==== DATA LISTING

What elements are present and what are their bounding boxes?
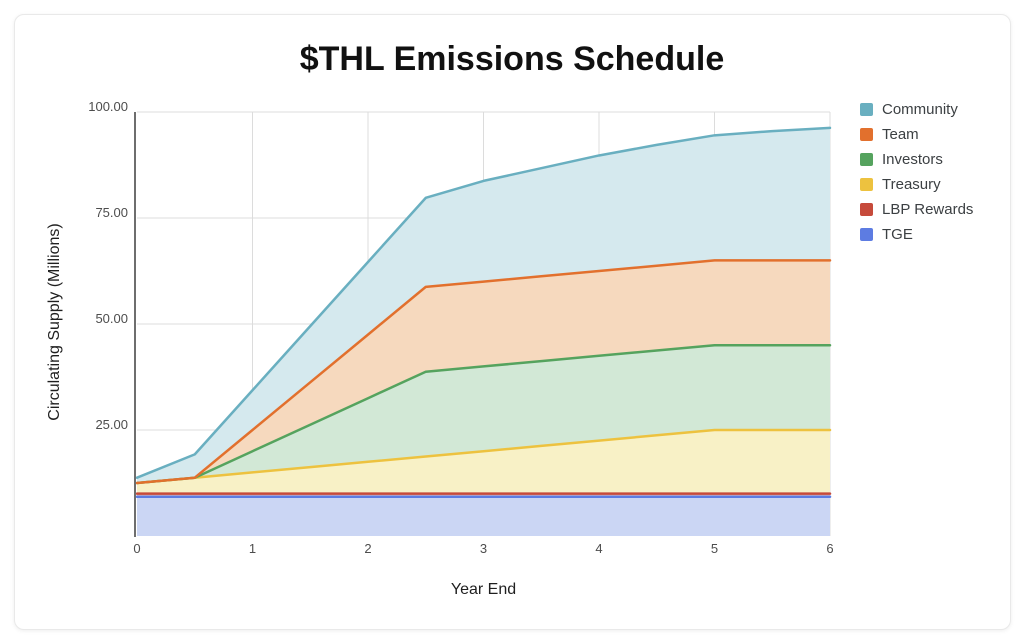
legend-label: Community (882, 101, 958, 118)
area-team (137, 260, 830, 483)
area-investors (137, 345, 830, 483)
legend-swatch-icon (860, 203, 873, 216)
line-community (135, 126, 832, 479)
y-tick-label: 75.00 (95, 205, 128, 220)
y-tick-label: 50.00 (95, 311, 128, 326)
legend-label: Investors (882, 151, 943, 168)
x-tick-label: 0 (133, 541, 140, 556)
x-axis-title: Year End (450, 581, 517, 598)
legend-item-community: Community (860, 97, 973, 122)
y-tick-label: 25.00 (95, 417, 128, 432)
legend-swatch-icon (860, 128, 873, 141)
x-tick-label: 5 (711, 541, 718, 556)
legend-item-tge: TGE (860, 222, 973, 247)
legend-label: LBP Rewards (882, 201, 974, 218)
legend-item-team: Team (860, 122, 973, 147)
legend-item-lbp-rewards: LBP Rewards (860, 197, 973, 222)
x-tick-label: 3 (480, 541, 487, 556)
x-tick-label: 6 (826, 541, 833, 556)
line-team (135, 259, 832, 485)
chart-title: $THL Emissions Schedule (299, 40, 725, 78)
x-tick-label: 4 (595, 541, 602, 556)
area-community (137, 127, 830, 484)
legend: Community Team Investors Treasury LBP Reward… (860, 97, 973, 247)
legend-item-treasury: Treasury (860, 172, 973, 197)
x-tick-label: 1 (249, 541, 256, 556)
legend-item-investors: Investors (860, 147, 973, 172)
legend-label: Team (882, 126, 919, 143)
legend-swatch-icon (860, 153, 873, 166)
legend-swatch-icon (860, 103, 873, 116)
x-tick-label: 2 (364, 541, 371, 556)
legend-swatch-icon (860, 228, 873, 241)
legend-swatch-icon (860, 178, 873, 191)
y-tick-label: 100.00 (88, 99, 128, 114)
line-treasury (135, 428, 832, 485)
line-investors (135, 343, 832, 485)
area-treasury (137, 430, 830, 494)
area-tge (137, 496, 830, 536)
legend-label: Treasury (882, 176, 941, 193)
legend-label: TGE (882, 226, 913, 243)
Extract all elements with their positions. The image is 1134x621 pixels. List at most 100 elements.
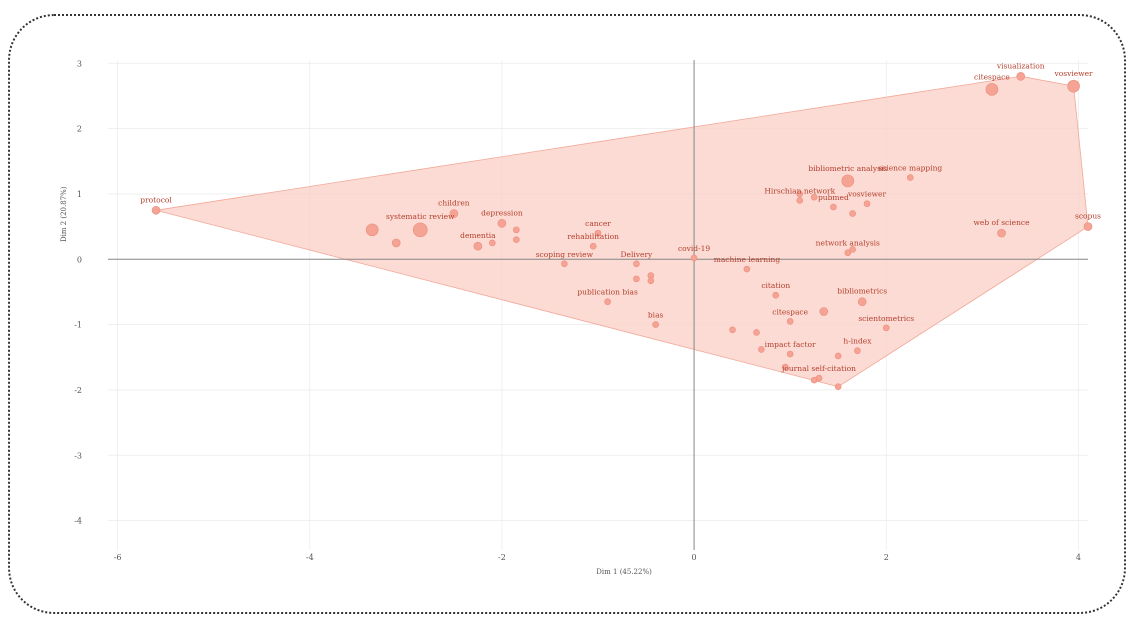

========

Reproduce the items with every "legend-swatch-icon" replaced by "legend-marker", keeping everything else the same, and leave out the pictures.

What elements are present and what are their bounding boxes?
legend-label: Community (882, 101, 958, 118)
area-team (137, 260, 830, 483)
area-investors (137, 345, 830, 483)
legend-marker (860, 203, 873, 216)
line-community (135, 126, 832, 479)
y-tick-label: 75.00 (95, 205, 128, 220)
y-tick-label: 50.00 (95, 311, 128, 326)
legend-label: Investors (882, 151, 943, 168)
x-tick-label: 0 (133, 541, 140, 556)
x-axis-title: Year End (450, 581, 517, 598)
legend-item-community: Community (860, 97, 973, 122)
y-tick-label: 25.00 (95, 417, 128, 432)
legend-marker (860, 128, 873, 141)
x-tick-label: 5 (711, 541, 718, 556)
legend-item-tge: TGE (860, 222, 973, 247)
legend-label: LBP Rewards (882, 201, 974, 218)
legend-item-team: Team (860, 122, 973, 147)
legend-item-lbp-rewards: LBP Rewards (860, 197, 973, 222)
x-tick-label: 3 (480, 541, 487, 556)
x-tick-label: 6 (826, 541, 833, 556)
line-team (135, 259, 832, 485)
chart-title: $THL Emissions Schedule (299, 40, 725, 78)
x-tick-label: 4 (595, 541, 602, 556)
area-community (137, 127, 830, 484)
legend: Community Team Investors Treasury LBP Reward… (860, 97, 973, 247)
legend-item-treasury: Treasury (860, 172, 973, 197)
x-tick-label: 1 (249, 541, 256, 556)
legend-item-investors: Investors (860, 147, 973, 172)
legend-label: Team (882, 126, 919, 143)
legend-marker (860, 153, 873, 166)
legend-marker (860, 103, 873, 116)
x-tick-label: 2 (364, 541, 371, 556)
legend-marker (860, 228, 873, 241)
legend-marker (860, 178, 873, 191)
y-tick-label: 100.00 (88, 99, 128, 114)
line-treasury (135, 428, 832, 485)
line-investors (135, 343, 832, 485)
area-treasury (137, 430, 830, 494)
area-tge (137, 496, 830, 536)
legend-label: Treasury (882, 176, 941, 193)
legend-label: TGE (882, 226, 913, 243)
Extract all elements with their positions. The image is 1134x621 pixels. List at most 100 elements.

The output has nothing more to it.